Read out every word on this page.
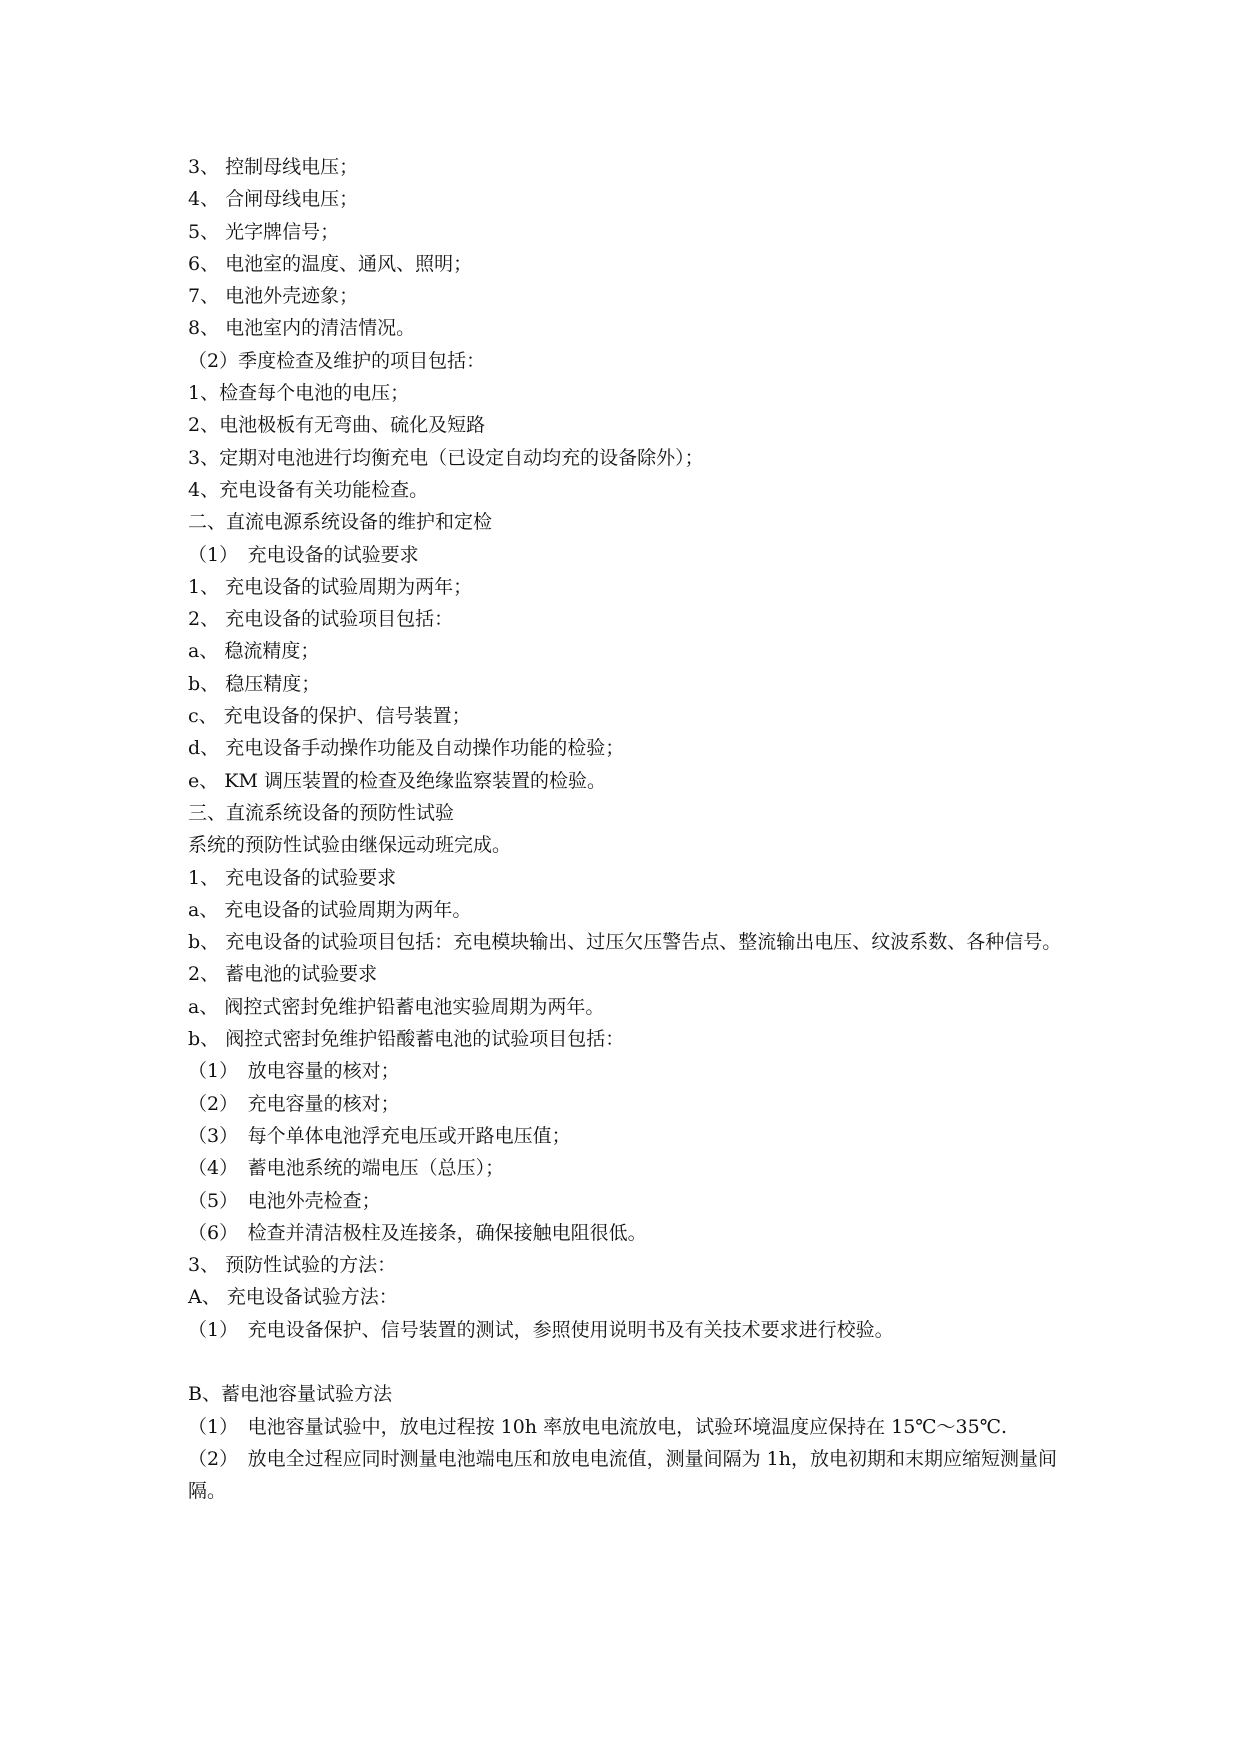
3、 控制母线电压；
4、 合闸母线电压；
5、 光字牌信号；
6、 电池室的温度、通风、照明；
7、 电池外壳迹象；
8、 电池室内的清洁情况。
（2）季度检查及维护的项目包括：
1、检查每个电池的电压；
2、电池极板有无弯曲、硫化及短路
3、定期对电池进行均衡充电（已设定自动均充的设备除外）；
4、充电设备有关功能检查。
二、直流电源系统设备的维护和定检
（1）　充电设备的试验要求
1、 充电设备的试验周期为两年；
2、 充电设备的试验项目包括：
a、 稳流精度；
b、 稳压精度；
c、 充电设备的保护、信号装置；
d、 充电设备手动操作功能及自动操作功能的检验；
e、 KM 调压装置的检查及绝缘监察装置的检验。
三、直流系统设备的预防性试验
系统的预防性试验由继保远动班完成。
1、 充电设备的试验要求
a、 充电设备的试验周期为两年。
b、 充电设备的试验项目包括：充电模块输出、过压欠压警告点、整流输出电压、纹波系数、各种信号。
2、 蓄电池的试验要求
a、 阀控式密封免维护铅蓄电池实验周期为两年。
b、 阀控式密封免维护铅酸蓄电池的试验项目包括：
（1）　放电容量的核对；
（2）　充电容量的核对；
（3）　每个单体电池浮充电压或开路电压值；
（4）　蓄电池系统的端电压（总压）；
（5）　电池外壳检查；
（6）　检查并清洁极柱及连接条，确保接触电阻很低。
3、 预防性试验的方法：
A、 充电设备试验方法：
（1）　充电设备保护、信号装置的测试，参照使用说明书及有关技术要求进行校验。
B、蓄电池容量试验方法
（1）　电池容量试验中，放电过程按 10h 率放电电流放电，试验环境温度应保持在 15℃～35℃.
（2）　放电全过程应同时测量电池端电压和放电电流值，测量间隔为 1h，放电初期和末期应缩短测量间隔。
* * *
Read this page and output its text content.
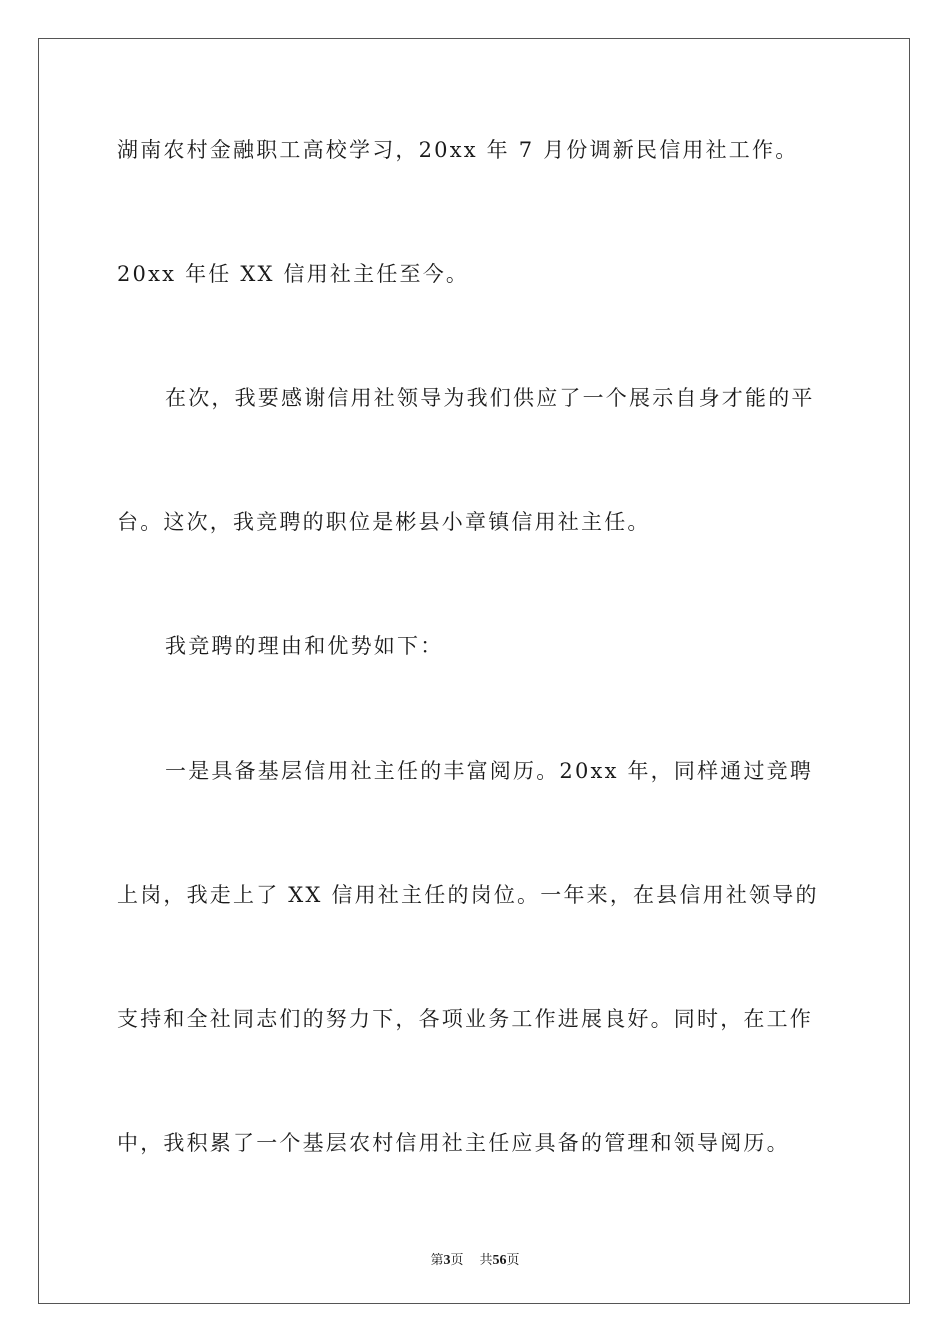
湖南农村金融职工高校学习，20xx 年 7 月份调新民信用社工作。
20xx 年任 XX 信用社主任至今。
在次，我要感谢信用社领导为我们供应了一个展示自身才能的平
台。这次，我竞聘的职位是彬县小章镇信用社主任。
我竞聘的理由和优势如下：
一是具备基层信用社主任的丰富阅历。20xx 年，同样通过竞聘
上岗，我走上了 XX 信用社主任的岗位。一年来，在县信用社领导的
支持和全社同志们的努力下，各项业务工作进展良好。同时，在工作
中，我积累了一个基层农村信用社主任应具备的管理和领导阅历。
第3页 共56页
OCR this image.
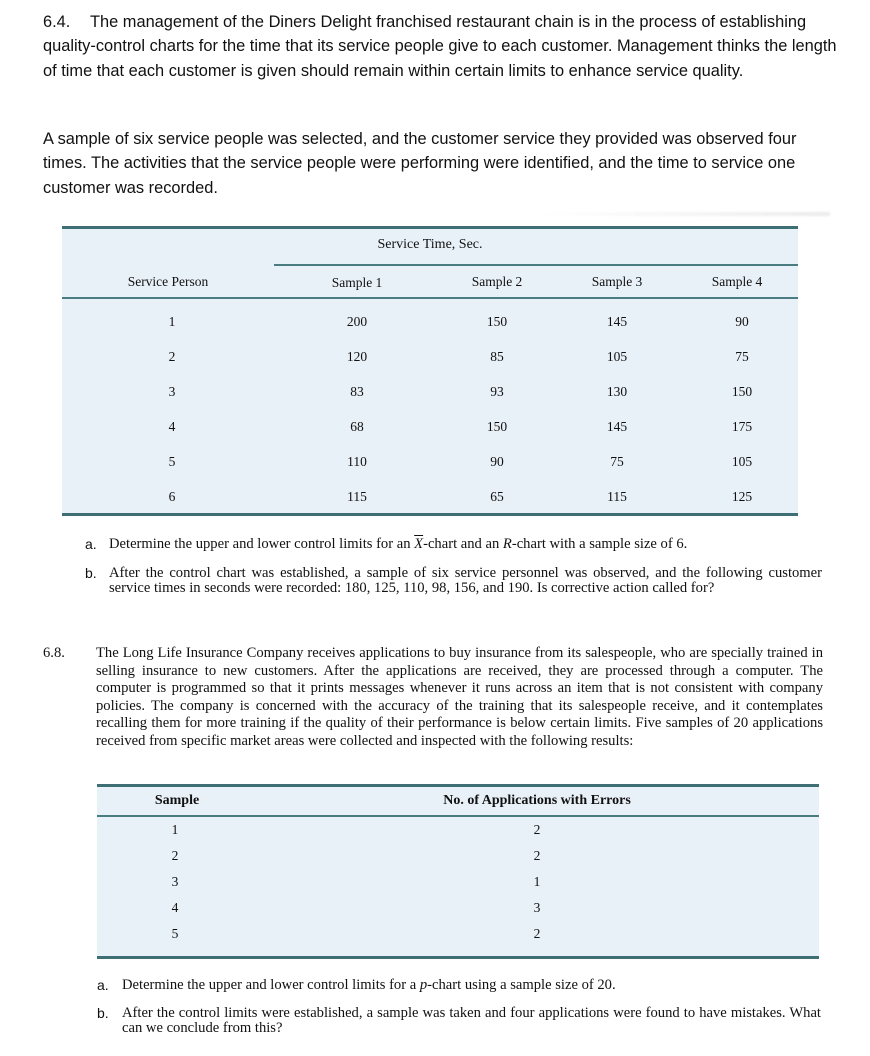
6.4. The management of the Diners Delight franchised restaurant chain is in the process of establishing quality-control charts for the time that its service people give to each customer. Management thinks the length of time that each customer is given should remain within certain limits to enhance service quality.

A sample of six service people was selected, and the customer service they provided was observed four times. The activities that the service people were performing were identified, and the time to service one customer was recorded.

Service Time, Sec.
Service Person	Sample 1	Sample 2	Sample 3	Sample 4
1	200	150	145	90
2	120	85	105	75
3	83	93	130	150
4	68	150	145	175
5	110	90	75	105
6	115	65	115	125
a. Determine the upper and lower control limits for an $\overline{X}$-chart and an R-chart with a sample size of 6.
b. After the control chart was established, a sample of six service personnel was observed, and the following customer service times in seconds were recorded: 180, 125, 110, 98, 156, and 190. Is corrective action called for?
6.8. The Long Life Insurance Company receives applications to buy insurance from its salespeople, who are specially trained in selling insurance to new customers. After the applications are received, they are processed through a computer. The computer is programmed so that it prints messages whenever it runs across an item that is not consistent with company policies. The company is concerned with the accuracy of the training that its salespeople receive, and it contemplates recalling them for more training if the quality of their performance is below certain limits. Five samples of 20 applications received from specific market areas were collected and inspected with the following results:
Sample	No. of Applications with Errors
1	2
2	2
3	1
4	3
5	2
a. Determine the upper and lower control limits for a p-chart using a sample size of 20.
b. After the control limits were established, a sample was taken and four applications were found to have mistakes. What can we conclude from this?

◆ The problem:
Look through the records and count each line that holds "Read". Write only the total.

◆ Reply:
2